*** DATA SHOWN ***

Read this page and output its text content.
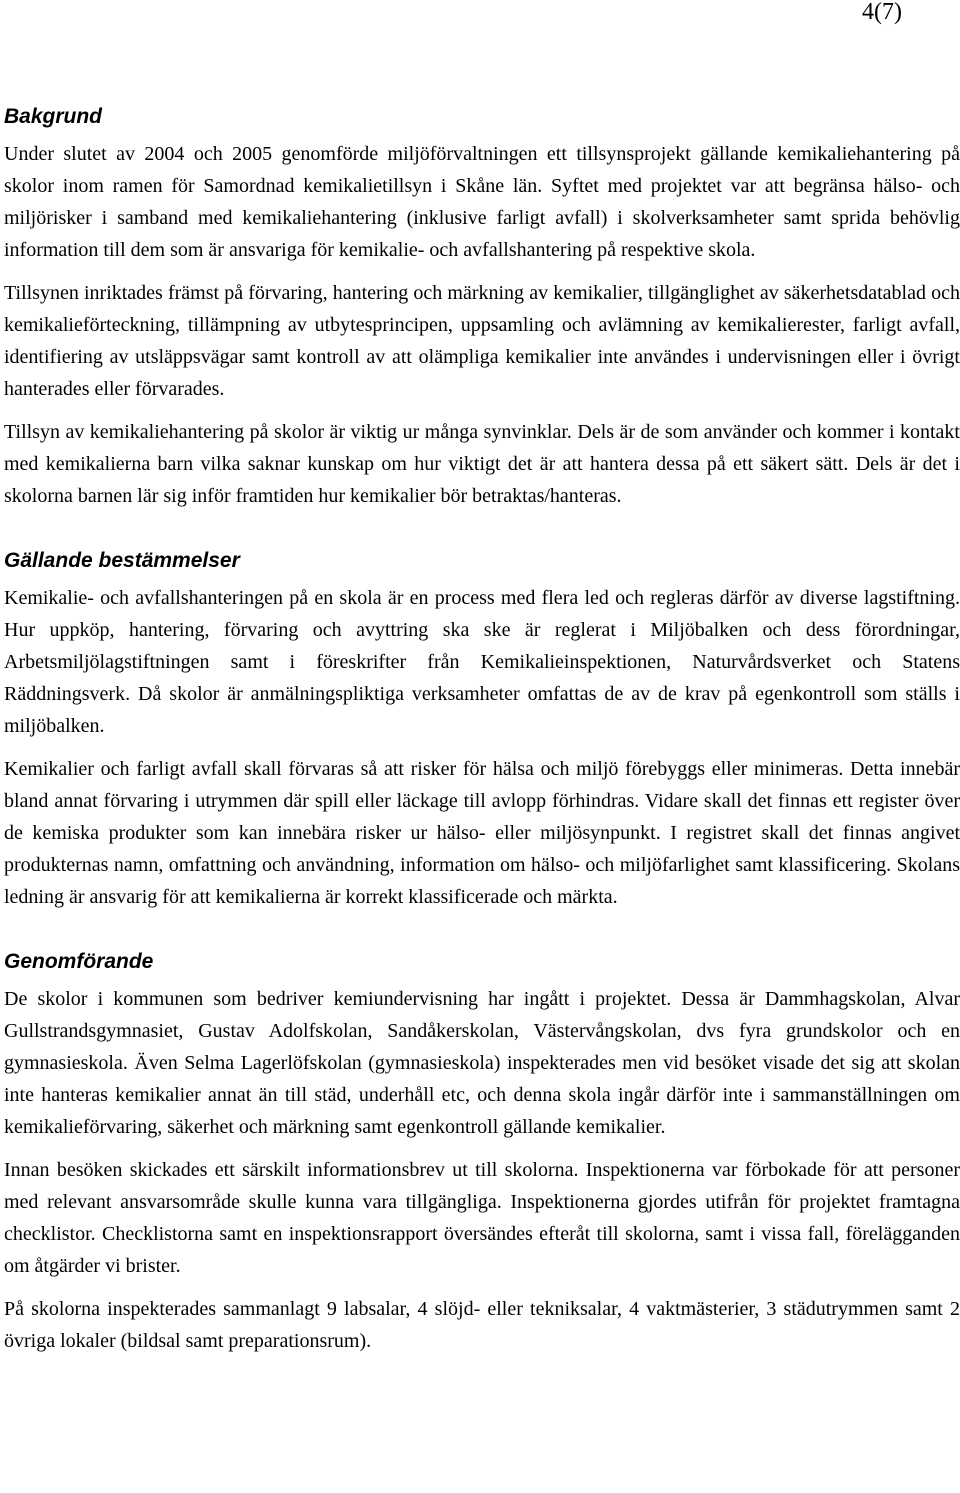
4(7)
Bakgrund

Under slutet av 2004 och 2005 genomförde miljöförvaltningen ett tillsynsprojekt gällande kemikaliehantering på skolor inom ramen för Samordnad kemikalietillsyn i Skåne län. Syftet med projektet var att begränsa hälso- och miljörisker i samband med kemikaliehantering (inklusive farligt avfall) i skolverksamheter samt sprida behövlig information till dem som är ansvariga för kemikalie- och avfallshantering på respektive skola.

Tillsynen inriktades främst på förvaring, hantering och märkning av kemikalier, tillgänglighet av säkerhetsdatablad och kemikalieförteckning, tillämpning av utbytesprincipen, uppsamling och avlämning av kemikalierester, farligt avfall, identifiering av utsläppsvägar samt kontroll av att olämpliga kemikalier inte användes i undervisningen eller i övrigt hanterades eller förvarades.

Tillsyn av kemikaliehantering på skolor är viktig ur många synvinklar. Dels är de som använder och kommer i kontakt med kemikalierna barn vilka saknar kunskap om hur viktigt det är att hantera dessa på ett säkert sätt. Dels är det i skolorna barnen lär sig inför framtiden hur kemikalier bör betraktas/hanteras.

Gällande bestämmelser

Kemikalie- och avfallshanteringen på en skola är en process med flera led och regleras därför av diverse lagstiftning. Hur uppköp, hantering, förvaring och avyttring ska ske är reglerat i Miljöbalken och dess förordningar, Arbetsmiljölagstiftningen samt i föreskrifter från Kemikalieinspektionen, Naturvårdsverket och Statens Räddningsverk. Då skolor är anmälningspliktiga verksamheter omfattas de av de krav på egenkontroll som ställs i miljöbalken.

Kemikalier och farligt avfall skall förvaras så att risker för hälsa och miljö förebyggs eller minimeras. Detta innebär bland annat förvaring i utrymmen där spill eller läckage till avlopp förhindras. Vidare skall det finnas ett register över de kemiska produkter som kan innebära risker ur hälso- eller miljösynpunkt. I registret skall det finnas angivet produkternas namn, omfattning och användning, information om hälso- och miljöfarlighet samt klassificering. Skolans ledning är ansvarig för att kemikalierna är korrekt klassificerade och märkta.

Genomförande

De skolor i kommunen som bedriver kemiundervisning har ingått i projektet. Dessa är Dammhagskolan, Alvar Gullstrandsgymnasiet, Gustav Adolfskolan, Sandåkerskolan, Västervångskolan, dvs fyra grundskolor och en gymnasieskola. Även Selma Lagerlöfskolan (gymnasieskola) inspekterades men vid besöket visade det sig att skolan inte hanteras kemikalier annat än till städ, underhåll etc, och denna skola ingår därför inte i sammanställningen om kemikalieförvaring, säkerhet och märkning samt egenkontroll gällande kemikalier.

Innan besöken skickades ett särskilt informationsbrev ut till skolorna. Inspektionerna var förbokade för att personer med relevant ansvarsområde skulle kunna vara tillgängliga. Inspektionerna gjordes utifrån för projektet framtagna checklistor. Checklistorna samt en inspektionsrapport översändes efteråt till skolorna, samt i vissa fall, förelägganden om åtgärder vi brister.

På skolorna inspekterades sammanlagt 9 labsalar, 4 slöjd- eller tekniksalar, 4 vaktmästerier, 3 städutrymmen samt 2 övriga lokaler (bildsal samt preparationsrum).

***

Copy each line above holding "hanteras".

PROBLEM SOLUTION.
Tillsyn av kemikaliehantering på skolor är viktig ur många synvinklar. Dels är de som använder och kommer i kontakt med kemikalierna barn vilka saknar kunskap om hur viktigt det är att hantera dessa på ett säkert sätt. Dels är det i skolorna barnen lär sig inför framtiden hur kemikalier bör betraktas/hanteras.
De skolor i kommunen som bedriver kemiundervisning har ingått i projektet. Dessa är Dammhagskolan, Alvar Gullstrandsgymnasiet, Gustav Adolfskolan, Sandåkerskolan, Västervångskolan, dvs fyra grundskolor och en gymnasieskola. Även Selma Lagerlöfskolan (gymnasieskola) inspekterades men vid besöket visade det sig att skolan inte hanteras kemikalier annat än till städ, underhåll etc, och denna skola ingår därför inte i sammanställningen om kemikalieförvaring, säkerhet och märkning samt egenkontroll gällande kemikalier.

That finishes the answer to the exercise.